**INSTRUCTION**. Reproduce the following items verbatim, starting with the line that contains "47, 676, 67]" and ending with the line that contains "Itemize the components", with both of those lines included.

+++

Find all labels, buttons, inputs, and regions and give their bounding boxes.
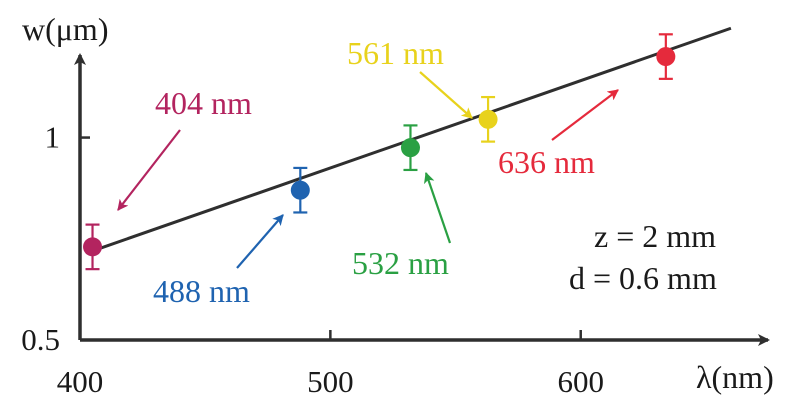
data-point	[656, 47, 676, 67]
data-point-group	[656, 33, 676, 80]
arrow-561nm	[419, 71, 473, 119]
x-ticks: 400 500 600	[57, 330, 604, 399]
data-point-group	[290, 166, 310, 214]
data-point	[400, 138, 420, 158]
arrow-488nm	[236, 214, 284, 269]
x-tick-label: 500	[307, 364, 354, 399]
arrow-532nm	[424, 171, 452, 244]
arrow-404nm	[117, 129, 181, 211]
annotation-z: z = 2 mm	[594, 218, 716, 254]
label-532nm: 532 nm	[352, 245, 449, 281]
label-488nm: 488 nm	[153, 273, 250, 309]
wavelength-annotations: 404 nm 488 nm 532 nm 561 nm 636 nm	[117, 35, 619, 309]
data-point	[478, 109, 498, 129]
label-561nm: 561 nm	[347, 35, 444, 71]
data-point	[290, 180, 310, 200]
x-tick-label: 400	[57, 364, 104, 399]
annotation-d: d = 0.6 mm	[569, 260, 717, 296]
y-tick-label: 1	[45, 120, 61, 155]
y-ticks: 0.51	[21, 120, 90, 357]
arrow-636nm	[551, 89, 619, 141]
data-point-group	[478, 95, 498, 143]
x-tick-label: 600	[557, 364, 604, 399]
data-points	[83, 33, 676, 271]
data-point-group	[400, 124, 420, 172]
label-404nm: 404 nm	[155, 85, 252, 121]
data-point	[83, 237, 103, 257]
y-tick-label: 0.5	[21, 322, 60, 357]
x-axis-title: λ(nm)	[696, 359, 774, 395]
label-636nm: 636 nm	[498, 144, 595, 180]
y-axis-title: w(μm)	[22, 11, 108, 47]
data-point-group	[83, 223, 103, 271]
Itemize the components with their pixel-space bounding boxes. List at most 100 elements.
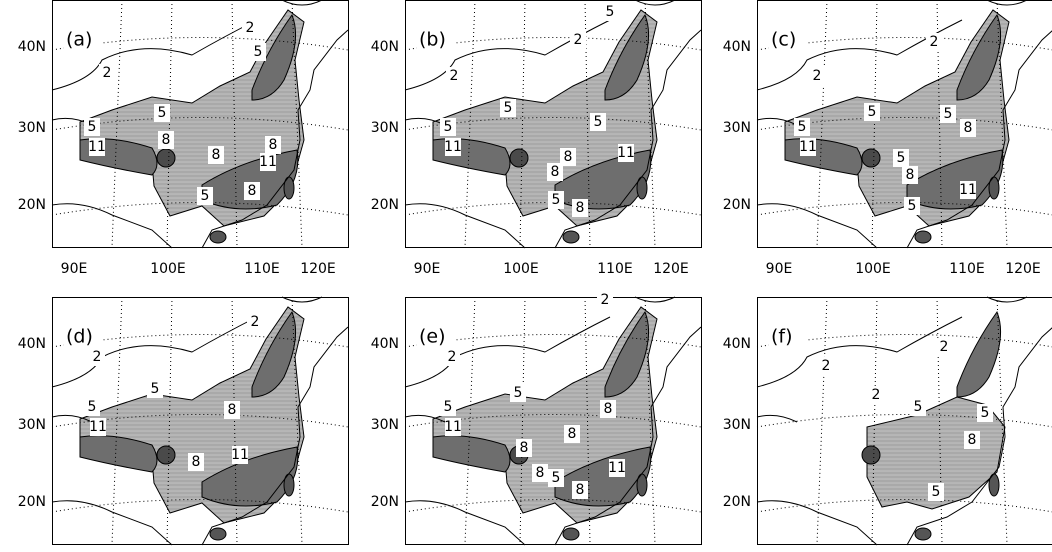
lon-label: 110E bbox=[949, 261, 985, 277]
panel-label: (a) bbox=[66, 29, 92, 51]
contour-label: 5 bbox=[504, 100, 513, 116]
lat-label: 40N bbox=[18, 336, 46, 352]
dark-core bbox=[157, 446, 175, 464]
contour-label: 11 bbox=[88, 139, 106, 155]
contour-label: 8 bbox=[520, 440, 529, 456]
contour-label: 2 bbox=[872, 387, 881, 403]
contour-label: 11 bbox=[959, 182, 977, 198]
contour-label: 5 bbox=[254, 44, 263, 60]
contour-label: 5 bbox=[606, 4, 615, 20]
lon-label: 110E bbox=[597, 261, 633, 277]
lat-label: 20N bbox=[723, 197, 751, 213]
contour-label: 5 bbox=[868, 104, 877, 120]
contour-label: 2 bbox=[448, 349, 457, 365]
contour-label: 11 bbox=[259, 154, 277, 170]
contour-label: 11 bbox=[608, 460, 626, 476]
lat-label: 20N bbox=[18, 197, 46, 213]
dark-core bbox=[157, 149, 175, 167]
contour-label: 5 bbox=[552, 192, 561, 208]
panel-label: (b) bbox=[419, 29, 446, 51]
figure: 52255118811858(a)40N30N20N90E100E110E120… bbox=[0, 0, 1052, 552]
contour-label: 2 bbox=[930, 34, 939, 50]
lon-label: 100E bbox=[503, 261, 539, 277]
contour-label: 8 bbox=[964, 120, 973, 136]
contour-label: 2 bbox=[813, 68, 822, 84]
contour-label: 8 bbox=[228, 402, 237, 418]
lat-label: 20N bbox=[371, 494, 399, 510]
contour-label: 2 bbox=[103, 65, 112, 81]
panel-label: (f) bbox=[771, 326, 793, 348]
contour-label: 5 bbox=[158, 105, 167, 121]
lat-label: 20N bbox=[371, 197, 399, 213]
contour-label: 8 bbox=[248, 183, 257, 199]
lon-label: 100E bbox=[150, 261, 186, 277]
page: 52255118811858(a)40N30N20N90E100E110E120… bbox=[0, 0, 1052, 552]
lat-label: 30N bbox=[18, 417, 46, 433]
contour-label: 8 bbox=[212, 147, 221, 163]
contour-label: 5 bbox=[944, 106, 953, 122]
contour-label: 5 bbox=[151, 381, 160, 397]
contour-label: 8 bbox=[604, 401, 613, 417]
contour-label: 11 bbox=[444, 139, 462, 155]
contour-label: 2 bbox=[450, 68, 459, 84]
hainan bbox=[210, 231, 226, 243]
lat-label: 40N bbox=[723, 39, 751, 55]
contour-label: 2 bbox=[93, 349, 102, 365]
contour-label: 11 bbox=[799, 139, 817, 155]
panel-label: (d) bbox=[66, 326, 93, 348]
contour-label: 11 bbox=[617, 145, 635, 161]
dark-core bbox=[510, 149, 528, 167]
hainan bbox=[563, 528, 579, 540]
contour-label: 8 bbox=[576, 200, 585, 216]
hainan bbox=[563, 231, 579, 243]
lat-label: 20N bbox=[18, 494, 46, 510]
panel-label: (e) bbox=[419, 326, 446, 348]
contour-label: 5 bbox=[897, 150, 906, 166]
graticule bbox=[872, 297, 877, 544]
lon-label: 120E bbox=[300, 261, 336, 277]
contour-label: 5 bbox=[444, 119, 453, 135]
lon-label: 90E bbox=[61, 261, 88, 277]
lat-label: 30N bbox=[18, 120, 46, 136]
contour-label: 8 bbox=[192, 454, 201, 470]
lat-label: 30N bbox=[371, 417, 399, 433]
contour-label: 11 bbox=[444, 419, 462, 435]
contour-label: 5 bbox=[201, 188, 210, 204]
lat-label: 20N bbox=[723, 494, 751, 510]
contour-label: 11 bbox=[231, 447, 249, 463]
map-panel: 52255115881158(b)40N30N20N90E100E110E120… bbox=[371, 0, 702, 277]
contour-label: 5 bbox=[552, 470, 561, 486]
contour-label: 5 bbox=[798, 119, 807, 135]
contour-label: 5 bbox=[88, 399, 97, 415]
contour-label: 8 bbox=[968, 432, 977, 448]
contour-label: 8 bbox=[576, 482, 585, 498]
contour-label: 5 bbox=[981, 405, 990, 421]
hainan bbox=[915, 231, 931, 243]
lat-label: 40N bbox=[18, 39, 46, 55]
lon-label: 120E bbox=[1005, 261, 1041, 277]
lon-label: 90E bbox=[414, 261, 441, 277]
contour-label: 5 bbox=[908, 198, 917, 214]
contour-label: 2 bbox=[574, 32, 583, 48]
map-panel: 2225585(f)40N30N20N90E100E110E120E bbox=[723, 297, 1052, 552]
lat-label: 30N bbox=[371, 120, 399, 136]
contour-label: 8 bbox=[536, 465, 545, 481]
contour-label: 5 bbox=[444, 399, 453, 415]
contour-label: 2 bbox=[822, 358, 831, 374]
hainan bbox=[915, 528, 931, 540]
contour-label: 8 bbox=[564, 149, 573, 165]
lat-label: 30N bbox=[723, 417, 751, 433]
contour-label: 8 bbox=[269, 137, 278, 153]
graticule bbox=[817, 297, 827, 544]
contour-label: 2 bbox=[251, 314, 260, 330]
lat-label: 40N bbox=[723, 336, 751, 352]
dark-core bbox=[862, 446, 880, 464]
lat-label: 40N bbox=[371, 39, 399, 55]
contour-label: 5 bbox=[932, 484, 941, 500]
contour-label: 5 bbox=[514, 385, 523, 401]
dark-core bbox=[862, 149, 880, 167]
contour-label: 2 bbox=[246, 20, 255, 36]
lon-label: 90E bbox=[766, 261, 793, 277]
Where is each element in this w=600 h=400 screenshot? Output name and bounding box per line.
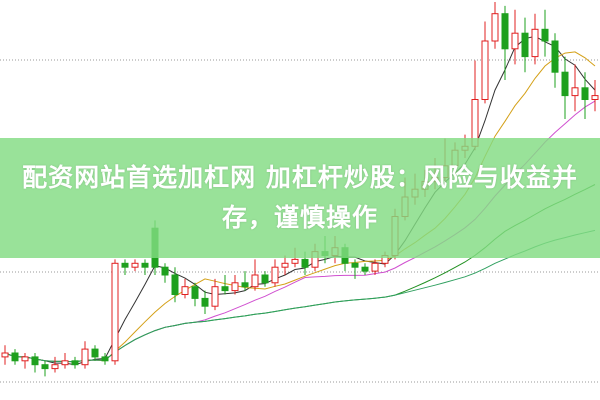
candle-down (31, 356, 39, 366)
candle-down (541, 28, 549, 42)
candle-down (241, 282, 249, 288)
candle-up (591, 95, 599, 100)
candle-down (301, 258, 309, 268)
title-banner: 配资网站首选加杠网 加杠杆炒股：风险与收益并存，谨慎操作 (0, 138, 600, 258)
candle-up (251, 274, 259, 288)
candle-up (131, 262, 139, 268)
candle-up (511, 32, 519, 50)
candle-up (571, 87, 579, 97)
candle-up (281, 262, 289, 268)
candle-down (351, 262, 359, 268)
article-title: 配资网站首选加杠网 加杠杆炒股：风险与收益并存，谨慎操作 (22, 163, 578, 232)
candle-down (121, 262, 129, 268)
candle-down (501, 13, 509, 50)
candle-down (521, 32, 529, 58)
candle-up (271, 266, 279, 284)
candle-up (181, 286, 189, 296)
candle-up (231, 282, 239, 292)
candle-up (481, 40, 489, 100)
candle-up (211, 286, 219, 307)
candle-down (261, 274, 269, 284)
candle-down (201, 297, 209, 307)
candle-down (581, 87, 589, 101)
candle-down (221, 286, 229, 292)
candle-down (101, 356, 109, 362)
candle-up (291, 258, 299, 264)
candle-down (191, 286, 199, 299)
candle-up (531, 28, 539, 58)
candle-down (141, 262, 149, 268)
candle-up (51, 364, 59, 370)
candle-down (41, 364, 49, 370)
candle-down (551, 40, 559, 73)
candle-down (71, 360, 79, 366)
candle-up (21, 356, 29, 362)
candle-up (371, 262, 379, 272)
candle-down (361, 266, 369, 272)
candle-down (11, 352, 19, 362)
gridlines (0, 59, 600, 383)
candle-down (171, 274, 179, 295)
candle-down (91, 348, 99, 358)
candle-up (61, 360, 69, 366)
candle-up (81, 348, 89, 366)
candle-up (111, 262, 119, 362)
candle-up (1, 352, 9, 358)
candle-down (561, 71, 569, 97)
candle-up (491, 13, 499, 42)
candle-down (161, 266, 169, 276)
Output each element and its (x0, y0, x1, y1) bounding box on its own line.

+++

**OUTPUT FOR THIS TASK**.
data-point	[656, 47, 676, 67]
data-point-group	[656, 33, 676, 80]
arrow-561nm	[419, 71, 473, 119]
x-ticks: 400 500 600	[57, 330, 604, 399]
data-point-group	[290, 166, 310, 214]
data-point	[400, 138, 420, 158]
arrow-488nm	[236, 214, 284, 269]
x-tick-label: 500	[307, 364, 354, 399]
arrow-532nm	[424, 171, 452, 244]
arrow-404nm	[117, 129, 181, 211]
annotation-z: z = 2 mm	[594, 218, 716, 254]
label-532nm: 532 nm	[352, 245, 449, 281]
label-488nm: 488 nm	[153, 273, 250, 309]
wavelength-annotations: 404 nm 488 nm 532 nm 561 nm 636 nm	[117, 35, 619, 309]
data-point	[478, 109, 498, 129]
label-561nm: 561 nm	[347, 35, 444, 71]
data-point	[290, 180, 310, 200]
x-tick-label: 400	[57, 364, 104, 399]
annotation-d: d = 0.6 mm	[569, 260, 717, 296]
y-tick-label: 1	[45, 120, 61, 155]
y-ticks: 0.51	[21, 120, 90, 357]
arrow-636nm	[551, 89, 619, 141]
data-point-group	[478, 95, 498, 143]
x-tick-label: 600	[557, 364, 604, 399]
data-points	[83, 33, 676, 271]
data-point-group	[400, 124, 420, 172]
label-404nm: 404 nm	[155, 85, 252, 121]
data-point	[83, 237, 103, 257]
y-tick-label: 0.5	[21, 322, 60, 357]
x-axis-title: λ(nm)	[696, 359, 774, 395]
label-636nm: 636 nm	[498, 144, 595, 180]
y-axis-title: w(μm)	[22, 11, 108, 47]
data-point-group	[83, 223, 103, 271]
Itemize the components with their pixel-space bounding boxes. List at most 100 elements.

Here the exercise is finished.